* _DATA SUPPLIED_
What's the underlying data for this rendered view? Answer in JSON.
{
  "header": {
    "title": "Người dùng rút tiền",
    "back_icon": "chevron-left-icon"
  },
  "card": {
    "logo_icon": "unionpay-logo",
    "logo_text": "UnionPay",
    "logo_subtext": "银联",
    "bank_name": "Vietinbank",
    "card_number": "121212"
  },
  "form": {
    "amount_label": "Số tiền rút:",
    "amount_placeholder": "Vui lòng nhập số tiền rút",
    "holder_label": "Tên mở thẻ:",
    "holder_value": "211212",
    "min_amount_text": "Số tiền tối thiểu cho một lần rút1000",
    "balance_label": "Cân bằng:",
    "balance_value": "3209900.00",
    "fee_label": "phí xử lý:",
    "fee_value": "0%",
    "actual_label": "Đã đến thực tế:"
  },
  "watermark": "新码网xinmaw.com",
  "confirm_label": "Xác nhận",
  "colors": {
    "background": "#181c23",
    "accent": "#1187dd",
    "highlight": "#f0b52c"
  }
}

* _REQUIREMENTS_
Reproduce the records above exactly as they appear.

* _SOLVED PROBLEM_
What's the underlying data for this rendered view? Answer in JSON.
{
  "header": {
    "title": "Người dùng rút tiền",
    "back_icon": "chevron-left-icon"
  },
  "card": {
    "logo_icon": "unionpay-logo",
    "logo_text": "UnionPay",
    "logo_subtext": "银联",
    "bank_name": "Vietinbank",
    "card_number": "121212"
  },
  "form": {
    "amount_label": "Số tiền rút:",
    "amount_placeholder": "Vui lòng nhập số tiền rút",
    "holder_label": "Tên mở thẻ:",
    "holder_value": "211212",
    "min_amount_text": "Số tiền tối thiểu cho một lần rút1000",
    "balance_label": "Cân bằng:",
    "balance_value": "3209900.00",
    "fee_label": "phí xử lý:",
    "fee_value": "0%",
    "actual_label": "Đã đến thực tế:"
  },
  "watermark": "新码网xinmaw.com",
  "confirm_label": "Xác nhận",
  "colors": {
    "background": "#181c23",
    "accent": "#1187dd",
    "highlight": "#f0b52c"
  }
}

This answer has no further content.